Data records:
******************************

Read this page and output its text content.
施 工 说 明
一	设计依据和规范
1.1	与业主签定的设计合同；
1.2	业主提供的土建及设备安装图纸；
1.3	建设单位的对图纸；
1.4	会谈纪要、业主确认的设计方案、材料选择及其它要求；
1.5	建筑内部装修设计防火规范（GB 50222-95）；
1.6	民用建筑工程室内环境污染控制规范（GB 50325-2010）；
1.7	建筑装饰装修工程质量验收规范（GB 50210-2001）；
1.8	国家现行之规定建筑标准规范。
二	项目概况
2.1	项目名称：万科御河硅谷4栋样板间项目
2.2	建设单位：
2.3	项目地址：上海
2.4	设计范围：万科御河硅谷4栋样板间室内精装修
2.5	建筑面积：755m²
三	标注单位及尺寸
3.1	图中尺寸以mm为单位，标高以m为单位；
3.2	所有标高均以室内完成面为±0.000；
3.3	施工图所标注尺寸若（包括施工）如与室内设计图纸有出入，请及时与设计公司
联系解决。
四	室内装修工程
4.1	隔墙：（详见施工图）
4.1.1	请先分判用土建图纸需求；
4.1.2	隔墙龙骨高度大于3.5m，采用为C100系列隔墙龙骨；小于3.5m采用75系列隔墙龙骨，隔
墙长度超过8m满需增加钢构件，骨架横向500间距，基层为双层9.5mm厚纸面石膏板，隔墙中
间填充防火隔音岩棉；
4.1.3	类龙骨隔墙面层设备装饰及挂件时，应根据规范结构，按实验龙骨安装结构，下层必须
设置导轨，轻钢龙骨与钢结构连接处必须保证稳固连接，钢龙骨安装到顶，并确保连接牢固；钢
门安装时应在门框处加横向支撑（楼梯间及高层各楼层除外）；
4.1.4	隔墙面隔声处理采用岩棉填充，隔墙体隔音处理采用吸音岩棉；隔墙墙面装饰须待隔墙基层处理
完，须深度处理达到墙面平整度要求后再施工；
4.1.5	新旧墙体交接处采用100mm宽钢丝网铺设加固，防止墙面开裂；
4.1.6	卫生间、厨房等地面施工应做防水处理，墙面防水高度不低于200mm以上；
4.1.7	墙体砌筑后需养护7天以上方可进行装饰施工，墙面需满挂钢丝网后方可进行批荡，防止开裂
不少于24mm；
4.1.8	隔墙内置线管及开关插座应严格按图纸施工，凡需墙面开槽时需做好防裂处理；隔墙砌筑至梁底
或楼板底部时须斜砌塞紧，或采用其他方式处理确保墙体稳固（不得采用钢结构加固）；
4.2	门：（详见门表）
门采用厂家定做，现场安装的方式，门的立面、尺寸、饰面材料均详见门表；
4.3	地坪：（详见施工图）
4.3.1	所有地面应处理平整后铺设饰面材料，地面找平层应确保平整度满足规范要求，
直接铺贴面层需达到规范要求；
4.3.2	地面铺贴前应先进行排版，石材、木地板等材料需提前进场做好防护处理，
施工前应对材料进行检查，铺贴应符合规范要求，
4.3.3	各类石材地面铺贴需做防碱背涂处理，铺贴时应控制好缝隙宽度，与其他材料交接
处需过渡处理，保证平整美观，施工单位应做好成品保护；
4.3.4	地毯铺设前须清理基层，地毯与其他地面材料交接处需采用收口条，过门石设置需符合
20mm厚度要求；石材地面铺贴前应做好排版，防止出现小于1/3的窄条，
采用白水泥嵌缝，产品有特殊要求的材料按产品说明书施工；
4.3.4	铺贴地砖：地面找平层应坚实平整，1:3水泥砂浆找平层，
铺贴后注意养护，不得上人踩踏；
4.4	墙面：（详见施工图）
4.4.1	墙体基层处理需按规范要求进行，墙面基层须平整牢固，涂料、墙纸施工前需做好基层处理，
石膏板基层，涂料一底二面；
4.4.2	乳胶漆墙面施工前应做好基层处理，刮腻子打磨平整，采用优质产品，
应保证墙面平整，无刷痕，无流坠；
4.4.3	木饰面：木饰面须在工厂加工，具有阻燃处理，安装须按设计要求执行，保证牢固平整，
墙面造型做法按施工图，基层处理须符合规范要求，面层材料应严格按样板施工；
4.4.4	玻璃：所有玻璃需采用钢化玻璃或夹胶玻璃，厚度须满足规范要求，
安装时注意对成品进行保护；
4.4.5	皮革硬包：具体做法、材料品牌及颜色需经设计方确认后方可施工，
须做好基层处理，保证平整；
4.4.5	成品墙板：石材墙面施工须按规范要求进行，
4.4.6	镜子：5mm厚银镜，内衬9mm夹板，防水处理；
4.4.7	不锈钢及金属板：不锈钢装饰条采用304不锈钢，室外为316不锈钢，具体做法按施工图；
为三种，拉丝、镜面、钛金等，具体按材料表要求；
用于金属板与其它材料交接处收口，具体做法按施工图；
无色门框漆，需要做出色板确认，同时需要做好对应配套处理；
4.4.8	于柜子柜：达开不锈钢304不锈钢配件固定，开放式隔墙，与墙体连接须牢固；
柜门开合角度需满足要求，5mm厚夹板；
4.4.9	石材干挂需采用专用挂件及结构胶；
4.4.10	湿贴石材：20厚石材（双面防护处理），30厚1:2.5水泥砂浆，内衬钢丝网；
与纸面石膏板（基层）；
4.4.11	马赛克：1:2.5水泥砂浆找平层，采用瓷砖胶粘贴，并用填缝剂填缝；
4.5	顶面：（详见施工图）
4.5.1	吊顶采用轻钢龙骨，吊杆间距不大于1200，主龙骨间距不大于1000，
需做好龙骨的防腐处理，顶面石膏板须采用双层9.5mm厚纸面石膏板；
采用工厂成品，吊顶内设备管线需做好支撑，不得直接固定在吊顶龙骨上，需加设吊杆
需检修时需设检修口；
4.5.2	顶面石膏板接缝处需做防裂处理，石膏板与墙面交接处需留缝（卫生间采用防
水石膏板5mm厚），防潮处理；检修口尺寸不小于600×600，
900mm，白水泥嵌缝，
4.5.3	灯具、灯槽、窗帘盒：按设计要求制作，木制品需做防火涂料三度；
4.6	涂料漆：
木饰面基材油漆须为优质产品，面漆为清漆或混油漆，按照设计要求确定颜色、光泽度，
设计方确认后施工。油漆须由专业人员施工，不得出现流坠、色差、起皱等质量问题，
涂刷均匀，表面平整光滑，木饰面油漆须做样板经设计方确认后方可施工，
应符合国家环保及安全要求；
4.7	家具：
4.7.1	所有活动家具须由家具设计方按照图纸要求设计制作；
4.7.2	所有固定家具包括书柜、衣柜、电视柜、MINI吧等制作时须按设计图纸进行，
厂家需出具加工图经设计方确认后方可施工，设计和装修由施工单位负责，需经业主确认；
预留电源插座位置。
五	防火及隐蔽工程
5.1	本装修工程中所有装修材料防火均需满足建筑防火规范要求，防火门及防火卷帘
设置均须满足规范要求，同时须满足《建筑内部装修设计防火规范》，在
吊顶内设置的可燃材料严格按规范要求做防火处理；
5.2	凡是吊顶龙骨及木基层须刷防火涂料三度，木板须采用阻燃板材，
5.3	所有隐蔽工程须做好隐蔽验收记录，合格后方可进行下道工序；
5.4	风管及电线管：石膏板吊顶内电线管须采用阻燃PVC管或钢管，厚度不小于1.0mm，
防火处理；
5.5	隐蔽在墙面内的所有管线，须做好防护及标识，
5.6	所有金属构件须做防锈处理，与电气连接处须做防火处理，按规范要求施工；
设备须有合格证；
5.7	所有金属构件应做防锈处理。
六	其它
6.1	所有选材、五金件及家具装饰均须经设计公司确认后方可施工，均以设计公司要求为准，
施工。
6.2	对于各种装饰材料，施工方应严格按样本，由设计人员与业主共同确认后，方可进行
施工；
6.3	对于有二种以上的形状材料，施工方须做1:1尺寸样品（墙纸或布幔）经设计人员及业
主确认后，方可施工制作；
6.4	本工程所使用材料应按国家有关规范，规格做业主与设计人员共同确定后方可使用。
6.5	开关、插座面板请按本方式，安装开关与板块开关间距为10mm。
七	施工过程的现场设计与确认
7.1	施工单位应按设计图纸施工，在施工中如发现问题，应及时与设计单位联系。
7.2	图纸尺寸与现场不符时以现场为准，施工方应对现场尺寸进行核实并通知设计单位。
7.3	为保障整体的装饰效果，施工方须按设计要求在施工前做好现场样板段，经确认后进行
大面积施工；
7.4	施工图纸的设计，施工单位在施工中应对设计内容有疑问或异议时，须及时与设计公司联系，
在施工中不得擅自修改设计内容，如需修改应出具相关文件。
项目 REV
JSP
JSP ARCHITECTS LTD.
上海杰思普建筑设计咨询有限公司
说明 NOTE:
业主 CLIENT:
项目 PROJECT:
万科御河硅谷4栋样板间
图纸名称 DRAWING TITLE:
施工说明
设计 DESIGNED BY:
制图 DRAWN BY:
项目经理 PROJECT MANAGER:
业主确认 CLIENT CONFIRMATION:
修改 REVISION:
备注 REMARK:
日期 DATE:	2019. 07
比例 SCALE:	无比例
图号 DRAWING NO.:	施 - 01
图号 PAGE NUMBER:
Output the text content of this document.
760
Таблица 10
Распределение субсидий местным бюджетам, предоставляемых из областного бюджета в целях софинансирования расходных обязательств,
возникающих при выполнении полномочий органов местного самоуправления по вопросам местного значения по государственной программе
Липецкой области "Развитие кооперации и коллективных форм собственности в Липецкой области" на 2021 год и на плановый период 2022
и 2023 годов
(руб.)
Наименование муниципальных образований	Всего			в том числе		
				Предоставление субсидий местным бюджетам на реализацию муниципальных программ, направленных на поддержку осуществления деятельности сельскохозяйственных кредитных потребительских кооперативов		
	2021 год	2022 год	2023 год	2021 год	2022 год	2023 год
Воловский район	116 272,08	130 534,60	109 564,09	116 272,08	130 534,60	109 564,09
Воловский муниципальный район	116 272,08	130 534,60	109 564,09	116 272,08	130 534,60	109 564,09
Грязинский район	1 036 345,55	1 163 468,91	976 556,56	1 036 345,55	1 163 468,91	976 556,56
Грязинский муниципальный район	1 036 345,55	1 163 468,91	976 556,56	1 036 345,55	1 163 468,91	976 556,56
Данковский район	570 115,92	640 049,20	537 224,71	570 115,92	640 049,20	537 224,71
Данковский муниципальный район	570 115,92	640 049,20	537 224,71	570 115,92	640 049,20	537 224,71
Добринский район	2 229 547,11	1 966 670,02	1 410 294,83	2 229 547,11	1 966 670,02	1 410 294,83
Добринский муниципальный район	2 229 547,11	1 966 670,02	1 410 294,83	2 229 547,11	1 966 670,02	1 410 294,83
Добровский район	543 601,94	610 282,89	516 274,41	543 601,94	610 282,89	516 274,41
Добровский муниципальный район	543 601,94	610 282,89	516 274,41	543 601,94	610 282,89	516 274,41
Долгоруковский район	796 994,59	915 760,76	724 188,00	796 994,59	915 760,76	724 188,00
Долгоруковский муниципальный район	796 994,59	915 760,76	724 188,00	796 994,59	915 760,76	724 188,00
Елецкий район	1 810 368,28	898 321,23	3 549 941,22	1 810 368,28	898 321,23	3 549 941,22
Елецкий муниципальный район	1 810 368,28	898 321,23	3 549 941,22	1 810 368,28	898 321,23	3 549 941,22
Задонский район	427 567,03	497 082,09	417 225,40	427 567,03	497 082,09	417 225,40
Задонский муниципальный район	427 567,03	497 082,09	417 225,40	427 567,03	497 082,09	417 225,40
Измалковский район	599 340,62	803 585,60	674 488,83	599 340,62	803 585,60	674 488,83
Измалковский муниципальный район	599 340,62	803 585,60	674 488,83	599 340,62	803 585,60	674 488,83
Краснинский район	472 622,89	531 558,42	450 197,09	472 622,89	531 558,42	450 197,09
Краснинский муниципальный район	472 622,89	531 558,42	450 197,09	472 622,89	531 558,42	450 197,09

******************************

■ WHAT THE TASK REQUIRES ■
Pick out and copy the lines of the entries that hold the string "详见施工图".

■ EXERCISE OUTPUT ■
4.1	隔墙：（详见施工图）
4.3	地坪：（详见施工图）
4.4	墙面：（详见施工图）
4.5	顶面：（详见施工图）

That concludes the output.